▶ Task details: Extract, from the records beneath this instruction, each line that contains the word "color".

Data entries
──────────
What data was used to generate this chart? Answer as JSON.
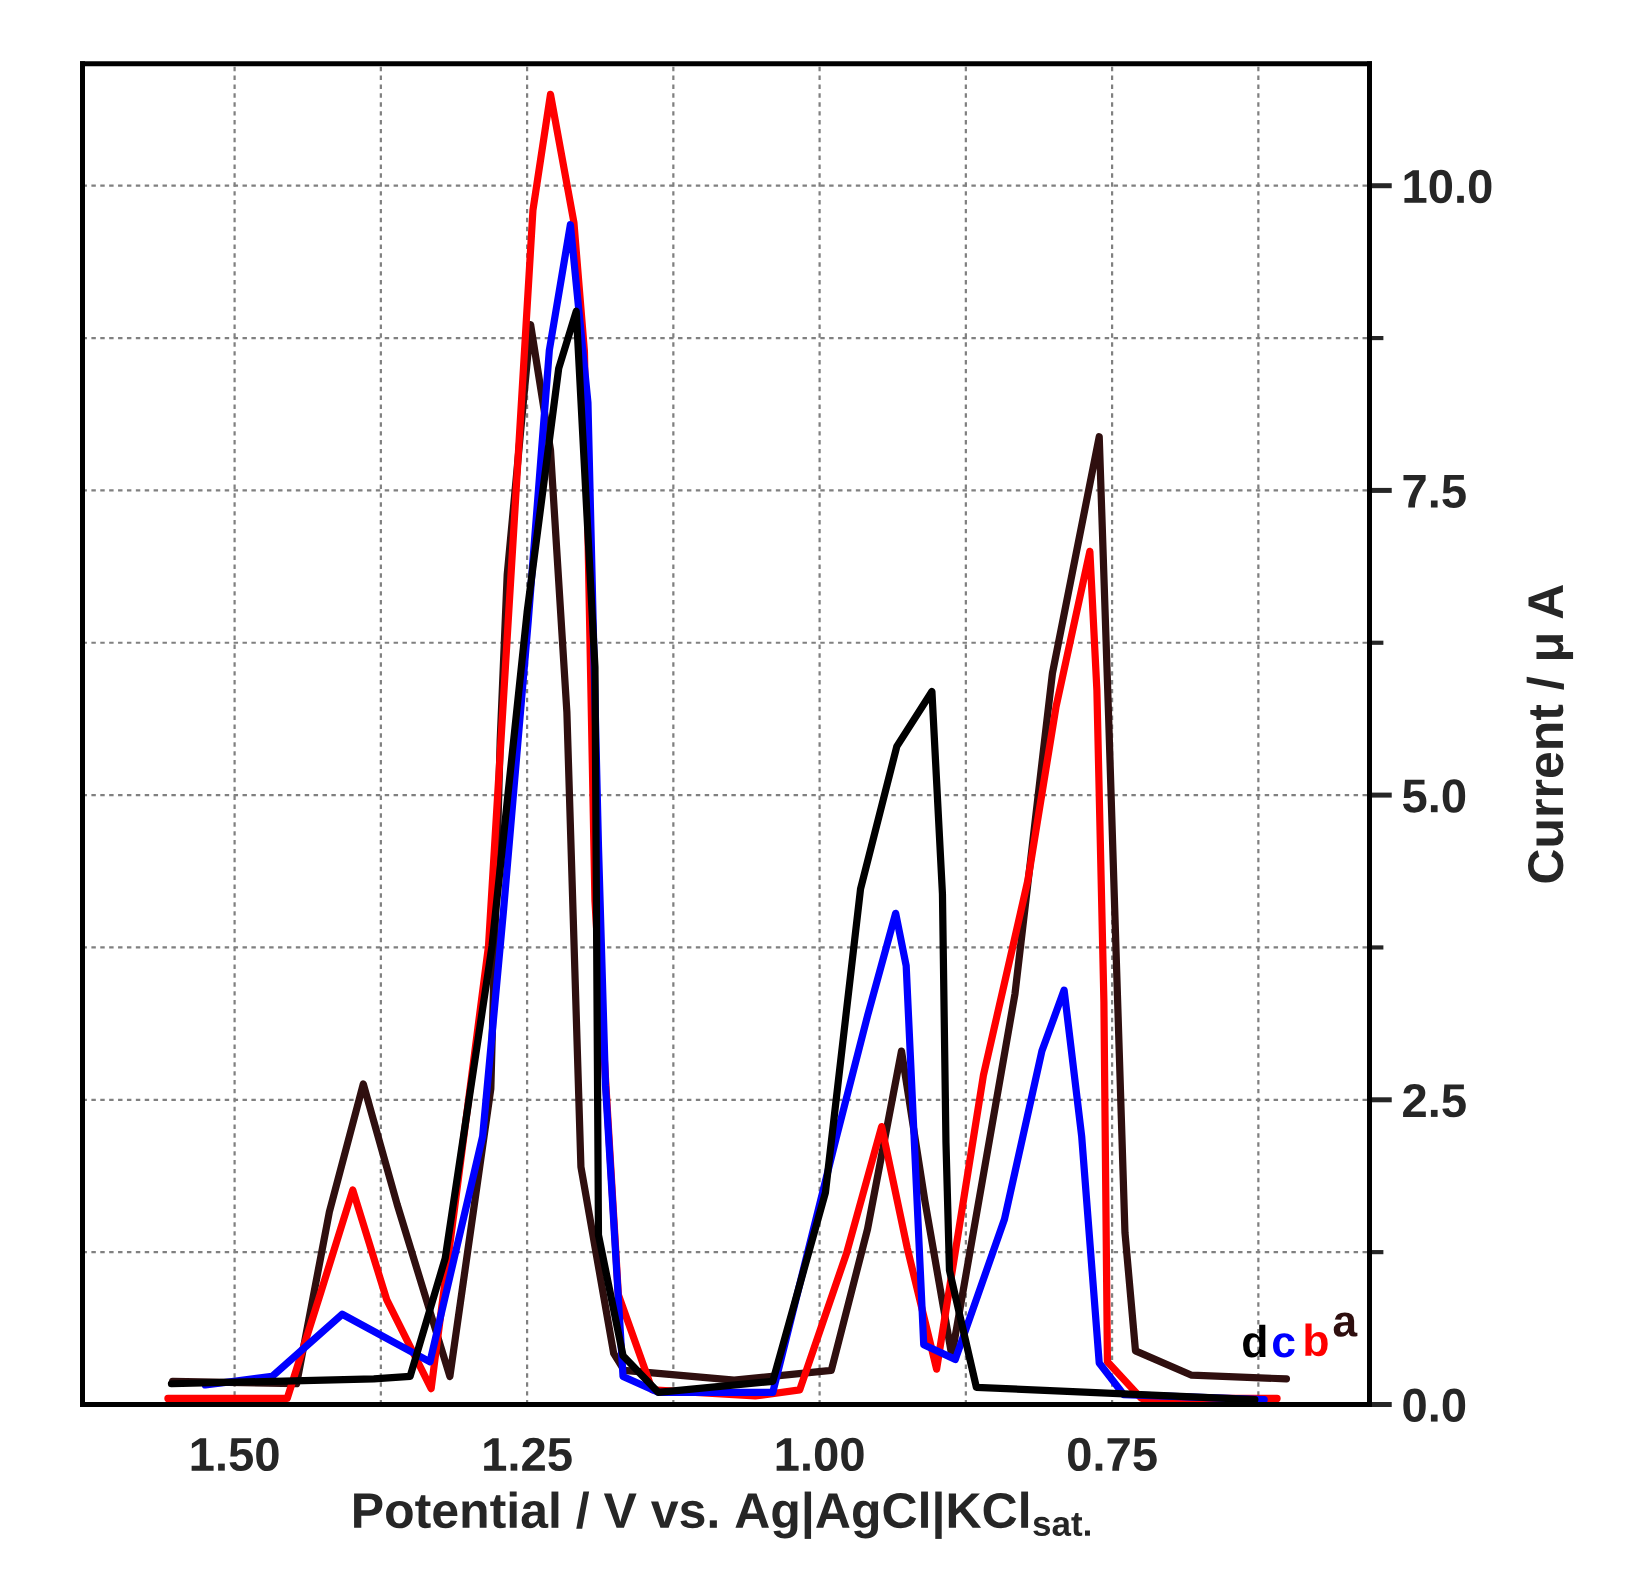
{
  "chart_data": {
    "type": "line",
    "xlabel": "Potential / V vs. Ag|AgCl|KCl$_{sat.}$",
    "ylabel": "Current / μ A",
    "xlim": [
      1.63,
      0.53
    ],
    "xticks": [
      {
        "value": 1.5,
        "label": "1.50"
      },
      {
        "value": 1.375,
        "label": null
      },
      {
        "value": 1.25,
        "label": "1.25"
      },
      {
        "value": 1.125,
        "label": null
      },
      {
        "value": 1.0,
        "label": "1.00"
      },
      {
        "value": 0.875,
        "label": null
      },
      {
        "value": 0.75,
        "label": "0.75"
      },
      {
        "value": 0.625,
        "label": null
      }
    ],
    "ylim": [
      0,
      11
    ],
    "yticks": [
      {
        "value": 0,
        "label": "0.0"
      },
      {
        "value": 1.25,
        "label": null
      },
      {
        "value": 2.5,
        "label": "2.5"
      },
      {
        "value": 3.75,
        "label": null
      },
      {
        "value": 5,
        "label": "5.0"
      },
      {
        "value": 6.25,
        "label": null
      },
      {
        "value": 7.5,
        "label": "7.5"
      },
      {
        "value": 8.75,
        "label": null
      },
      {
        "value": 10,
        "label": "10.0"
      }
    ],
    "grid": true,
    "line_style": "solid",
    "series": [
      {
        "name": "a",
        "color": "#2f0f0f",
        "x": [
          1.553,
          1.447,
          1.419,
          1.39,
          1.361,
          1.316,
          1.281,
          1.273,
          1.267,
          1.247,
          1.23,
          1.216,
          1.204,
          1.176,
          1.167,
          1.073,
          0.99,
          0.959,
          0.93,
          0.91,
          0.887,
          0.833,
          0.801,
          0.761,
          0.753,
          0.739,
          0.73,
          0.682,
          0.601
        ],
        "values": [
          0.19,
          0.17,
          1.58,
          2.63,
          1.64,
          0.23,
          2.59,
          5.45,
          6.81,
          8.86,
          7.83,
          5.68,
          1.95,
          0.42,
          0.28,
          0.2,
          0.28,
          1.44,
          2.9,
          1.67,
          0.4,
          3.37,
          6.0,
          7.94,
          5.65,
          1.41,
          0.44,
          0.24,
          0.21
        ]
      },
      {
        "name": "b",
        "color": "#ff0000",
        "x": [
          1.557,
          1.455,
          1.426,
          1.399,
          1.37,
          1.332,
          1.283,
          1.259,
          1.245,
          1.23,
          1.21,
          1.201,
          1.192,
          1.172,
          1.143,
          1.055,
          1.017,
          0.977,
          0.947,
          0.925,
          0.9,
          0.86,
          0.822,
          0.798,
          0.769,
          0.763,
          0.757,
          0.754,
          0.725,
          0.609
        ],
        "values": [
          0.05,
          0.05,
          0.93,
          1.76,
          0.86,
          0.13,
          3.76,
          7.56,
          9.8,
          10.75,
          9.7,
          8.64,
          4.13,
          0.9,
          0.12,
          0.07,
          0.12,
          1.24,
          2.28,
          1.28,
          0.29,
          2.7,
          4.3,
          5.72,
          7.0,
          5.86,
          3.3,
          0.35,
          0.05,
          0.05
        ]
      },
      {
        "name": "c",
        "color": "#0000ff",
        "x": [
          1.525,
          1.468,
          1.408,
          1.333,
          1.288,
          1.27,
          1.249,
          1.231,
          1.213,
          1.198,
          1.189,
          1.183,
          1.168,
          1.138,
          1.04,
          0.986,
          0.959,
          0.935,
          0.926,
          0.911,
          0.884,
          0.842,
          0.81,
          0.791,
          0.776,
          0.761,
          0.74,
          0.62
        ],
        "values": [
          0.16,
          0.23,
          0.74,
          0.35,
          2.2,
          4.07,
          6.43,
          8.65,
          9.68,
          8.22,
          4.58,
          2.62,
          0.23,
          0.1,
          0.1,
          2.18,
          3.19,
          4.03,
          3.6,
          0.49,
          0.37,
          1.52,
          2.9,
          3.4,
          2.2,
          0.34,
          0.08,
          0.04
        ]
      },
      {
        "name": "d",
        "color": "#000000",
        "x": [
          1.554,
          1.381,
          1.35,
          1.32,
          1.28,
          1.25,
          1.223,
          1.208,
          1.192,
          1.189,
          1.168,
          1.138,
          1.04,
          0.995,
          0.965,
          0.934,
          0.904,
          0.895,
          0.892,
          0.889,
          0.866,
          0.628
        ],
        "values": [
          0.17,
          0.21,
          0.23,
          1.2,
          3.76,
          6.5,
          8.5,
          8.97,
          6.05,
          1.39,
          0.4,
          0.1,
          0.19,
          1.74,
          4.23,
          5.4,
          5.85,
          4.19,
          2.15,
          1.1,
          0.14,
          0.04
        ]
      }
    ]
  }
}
──────────
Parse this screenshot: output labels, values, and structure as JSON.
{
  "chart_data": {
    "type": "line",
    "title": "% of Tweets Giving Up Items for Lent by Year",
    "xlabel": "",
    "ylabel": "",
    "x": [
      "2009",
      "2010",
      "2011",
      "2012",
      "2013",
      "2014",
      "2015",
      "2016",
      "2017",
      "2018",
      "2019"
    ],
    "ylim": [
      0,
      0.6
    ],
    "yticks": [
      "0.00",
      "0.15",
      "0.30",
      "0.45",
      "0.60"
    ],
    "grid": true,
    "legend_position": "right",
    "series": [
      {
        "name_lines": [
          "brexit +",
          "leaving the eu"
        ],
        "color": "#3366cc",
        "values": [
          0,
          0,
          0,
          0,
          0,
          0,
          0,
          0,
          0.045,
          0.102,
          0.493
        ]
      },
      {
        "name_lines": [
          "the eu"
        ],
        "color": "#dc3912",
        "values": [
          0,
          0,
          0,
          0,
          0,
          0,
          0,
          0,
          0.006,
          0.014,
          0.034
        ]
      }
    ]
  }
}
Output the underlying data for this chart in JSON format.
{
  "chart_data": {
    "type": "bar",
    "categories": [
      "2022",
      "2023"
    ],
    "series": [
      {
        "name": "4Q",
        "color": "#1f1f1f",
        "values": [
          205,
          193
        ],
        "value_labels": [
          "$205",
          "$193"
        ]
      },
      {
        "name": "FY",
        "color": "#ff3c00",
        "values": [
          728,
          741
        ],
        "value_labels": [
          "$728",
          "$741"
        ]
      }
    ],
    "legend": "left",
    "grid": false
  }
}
──────────
▶ Worked answer:
        "color": "#2f0f0f",
        "color": "#ff0000",
        "color": "#0000ff",
        "color": "#000000",
        "color": "#3366cc",
        "color": "#dc3912",
        "color": "#1f1f1f",
        "color": "#ff3c00",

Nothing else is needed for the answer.